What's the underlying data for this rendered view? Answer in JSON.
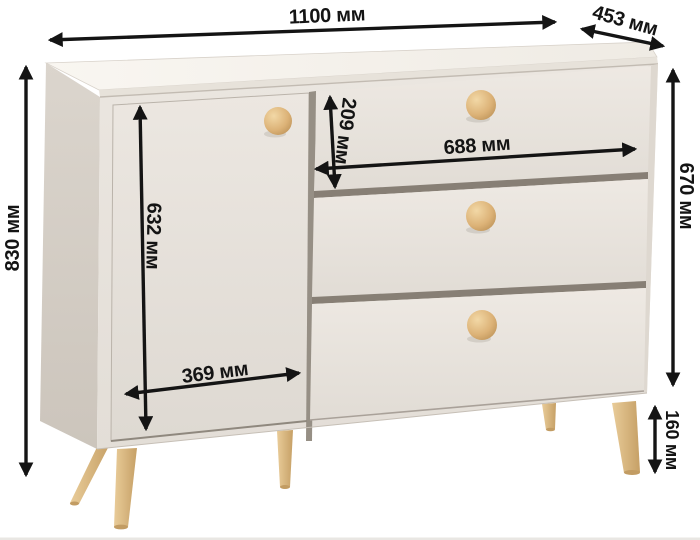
{
  "diagram": {
    "type": "furniture-dimension-diagram",
    "subject": "chest of drawers with door, three drawers and tapered wooden legs",
    "unit": "мм",
    "dimensions": {
      "overall_width": {
        "label": "1100 мм",
        "value": 1100
      },
      "overall_depth": {
        "label": "453 мм",
        "value": 453
      },
      "overall_height": {
        "label": "830 мм",
        "value": 830
      },
      "door_height": {
        "label": "632 мм",
        "value": 632
      },
      "top_drawer_height": {
        "label": "209 мм",
        "value": 209
      },
      "drawer_width": {
        "label": "688 мм",
        "value": 688
      },
      "door_width": {
        "label": "369 мм",
        "value": 369
      },
      "carcass_height": {
        "label": "670 мм",
        "value": 670
      },
      "leg_height": {
        "label": "160 мм",
        "value": 160
      }
    },
    "colors": {
      "body": "#ece8e2",
      "side_panel": "#d5cfc7",
      "wood_accent": "#d8b277",
      "dimension_lines": "#141414",
      "background": "#ffffff"
    }
  }
}
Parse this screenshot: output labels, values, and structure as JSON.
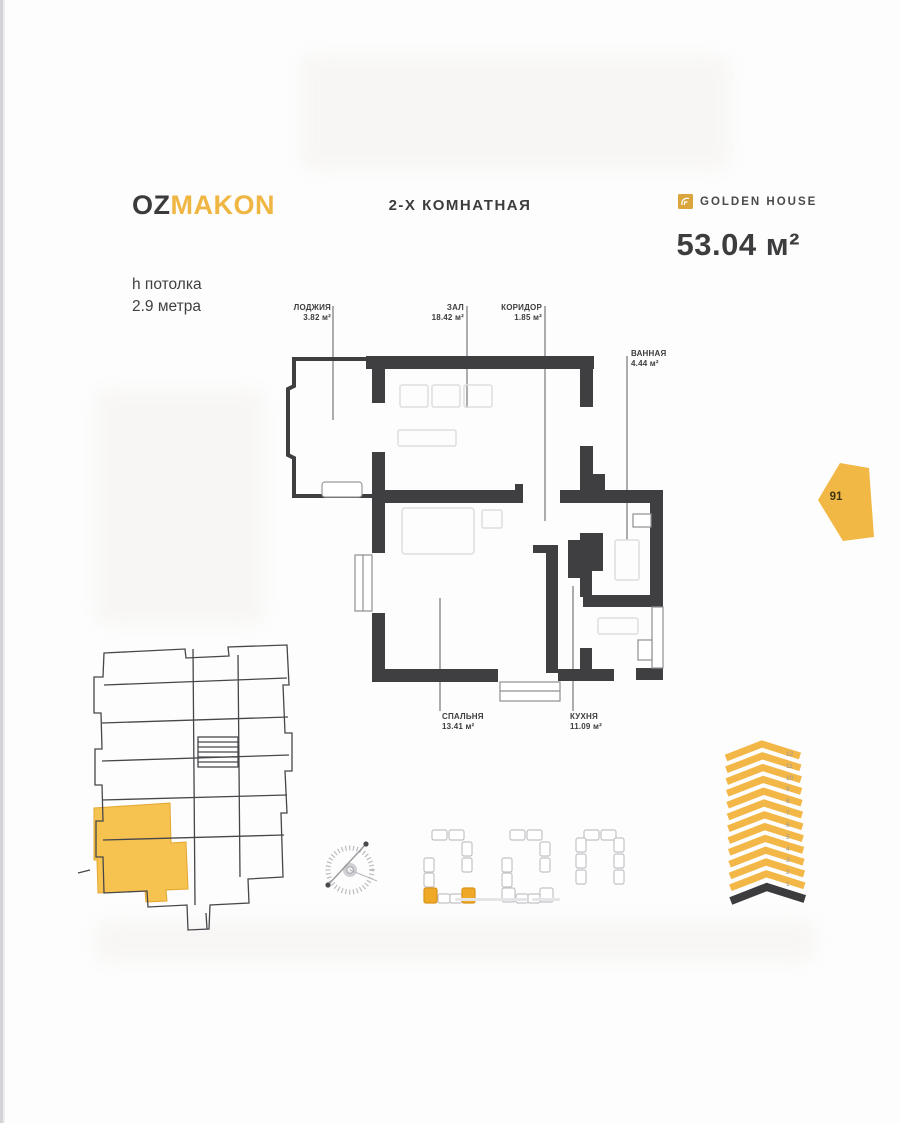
{
  "brand": {
    "part1": "OZ",
    "part2": "MAKON"
  },
  "header": {
    "title": "2-Х КОМНАТНАЯ",
    "partner": "GOLDEN HOUSE",
    "total_area": "53.04 м²",
    "ceiling_line1": "h потолка",
    "ceiling_line2": "2.9 метра"
  },
  "unit_badge": "91",
  "rooms": [
    {
      "name": "ЛОДЖИЯ",
      "area": "3.82 м²"
    },
    {
      "name": "ЗАЛ",
      "area": "18.42 м²"
    },
    {
      "name": "КОРИДОР",
      "area": "1.85 м²"
    },
    {
      "name": "ВАННАЯ",
      "area": "4.44 м²"
    },
    {
      "name": "СПАЛЬНЯ",
      "area": "13.41 м²"
    },
    {
      "name": "КУХНЯ",
      "area": "11.09 м²"
    }
  ],
  "tower": {
    "floors": [
      "12",
      "11",
      "10",
      "9",
      "8",
      "7",
      "6",
      "5",
      "4",
      "3",
      "2",
      "1"
    ]
  },
  "colors": {
    "accent": "#f0b643",
    "wall": "#3f3f41",
    "key_plan_highlight": "#f6c350",
    "site_block_highlight": "#f0a827"
  }
}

Exercise objective
Pictures in the records above should not be copied. Repeat everything else exactly.

Solution
What's the underlying data for this rendered view? Answer in JSON.
{
  "diagram": {
    "type": "furniture-dimension-diagram",
    "subject": "chest of drawers with door, three drawers and tapered wooden legs",
    "unit": "мм",
    "dimensions": {
      "overall_width": {
        "label": "1100 мм",
        "value": 1100
      },
      "overall_depth": {
        "label": "453 мм",
        "value": 453
      },
      "overall_height": {
        "label": "830 мм",
        "value": 830
      },
      "door_height": {
        "label": "632 мм",
        "value": 632
      },
      "top_drawer_height": {
        "label": "209 мм",
        "value": 209
      },
      "drawer_width": {
        "label": "688 мм",
        "value": 688
      },
      "door_width": {
        "label": "369 мм",
        "value": 369
      },
      "carcass_height": {
        "label": "670 мм",
        "value": 670
      },
      "leg_height": {
        "label": "160 мм",
        "value": 160
      }
    },
    "colors": {
      "body": "#ece8e2",
      "side_panel": "#d5cfc7",
      "wood_accent": "#d8b277",
      "dimension_lines": "#141414",
      "background": "#ffffff"
    }
  }
}
Parse this screenshot: output labels, values, and structure as JSON.
{
  "brand": {
    "part1": "OZ",
    "part2": "MAKON"
  },
  "header": {
    "title": "2-Х КОМНАТНАЯ",
    "partner": "GOLDEN HOUSE",
    "total_area": "53.04 м²",
    "ceiling_line1": "h потолка",
    "ceiling_line2": "2.9 метра"
  },
  "unit_badge": "91",
  "rooms": [
    {
      "name": "ЛОДЖИЯ",
      "area": "3.82 м²"
    },
    {
      "name": "ЗАЛ",
      "area": "18.42 м²"
    },
    {
      "name": "КОРИДОР",
      "area": "1.85 м²"
    },
    {
      "name": "ВАННАЯ",
      "area": "4.44 м²"
    },
    {
      "name": "СПАЛЬНЯ",
      "area": "13.41 м²"
    },
    {
      "name": "КУХНЯ",
      "area": "11.09 м²"
    }
  ],
  "tower": {
    "floors": [
      "12",
      "11",
      "10",
      "9",
      "8",
      "7",
      "6",
      "5",
      "4",
      "3",
      "2",
      "1"
    ]
  },
  "colors": {
    "accent": "#f0b643",
    "wall": "#3f3f41",
    "key_plan_highlight": "#f6c350",
    "site_block_highlight": "#f0a827"
  }
}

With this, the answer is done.